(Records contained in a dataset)
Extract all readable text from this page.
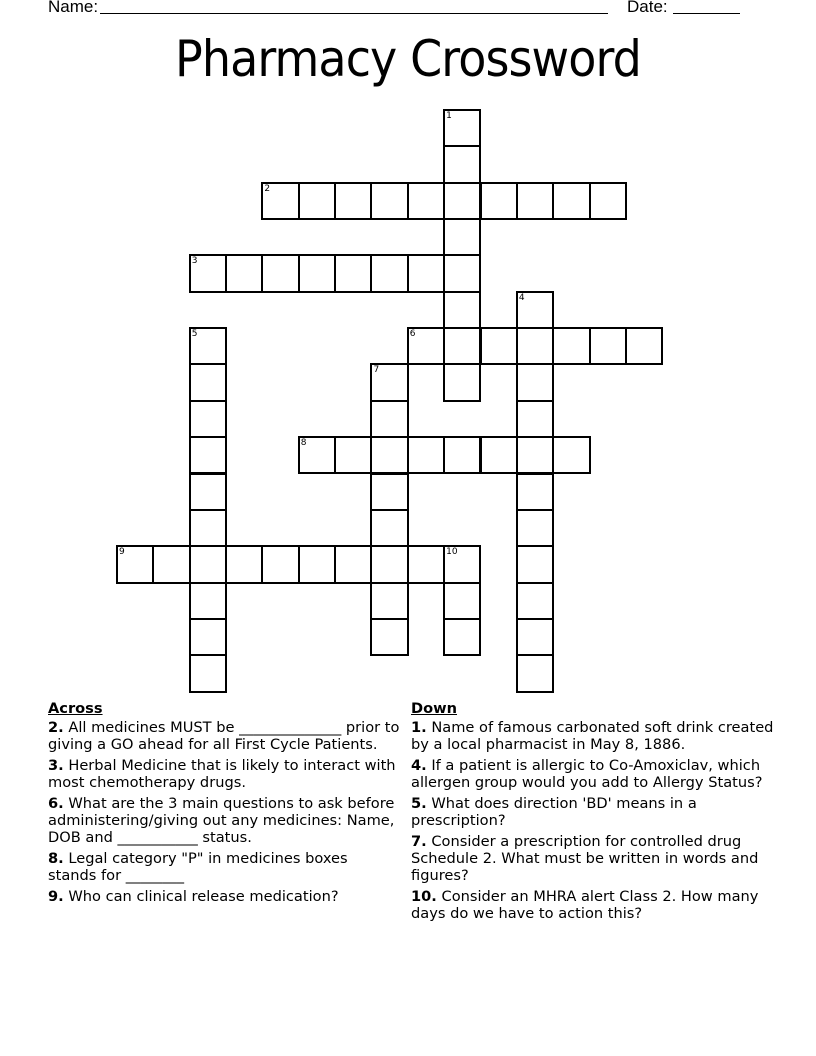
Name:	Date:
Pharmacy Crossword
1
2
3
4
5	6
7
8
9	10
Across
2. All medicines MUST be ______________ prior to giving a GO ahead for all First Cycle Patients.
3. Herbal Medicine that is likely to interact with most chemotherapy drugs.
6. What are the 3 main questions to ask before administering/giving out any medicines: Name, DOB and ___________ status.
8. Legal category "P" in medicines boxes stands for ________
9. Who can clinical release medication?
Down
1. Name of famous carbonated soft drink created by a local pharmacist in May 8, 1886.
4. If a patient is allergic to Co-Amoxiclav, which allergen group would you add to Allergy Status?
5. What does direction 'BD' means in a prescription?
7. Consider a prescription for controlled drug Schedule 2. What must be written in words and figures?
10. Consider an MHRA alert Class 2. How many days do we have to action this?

▶ [Description of the task]:
For each entry above, write it out again exactly but leave out any picture.

▶ [Response area]:
Extract all readable text from this page.
Name:	Date:
Pharmacy Crossword
1
2
3
4
5	6
7
8
9	10
Across
2. All medicines MUST be ______________ prior to giving a GO ahead for all First Cycle Patients.
3. Herbal Medicine that is likely to interact with most chemotherapy drugs.
6. What are the 3 main questions to ask before administering/giving out any medicines: Name, DOB and ___________ status.
8. Legal category "P" in medicines boxes stands for ________
9. Who can clinical release medication?
Down
1. Name of famous carbonated soft drink created by a local pharmacist in May 8, 1886.
4. If a patient is allergic to Co-Amoxiclav, which allergen group would you add to Allergy Status?
5. What does direction 'BD' means in a prescription?
7. Consider a prescription for controlled drug Schedule 2. What must be written in words and figures?
10. Consider an MHRA alert Class 2. How many days do we have to action this?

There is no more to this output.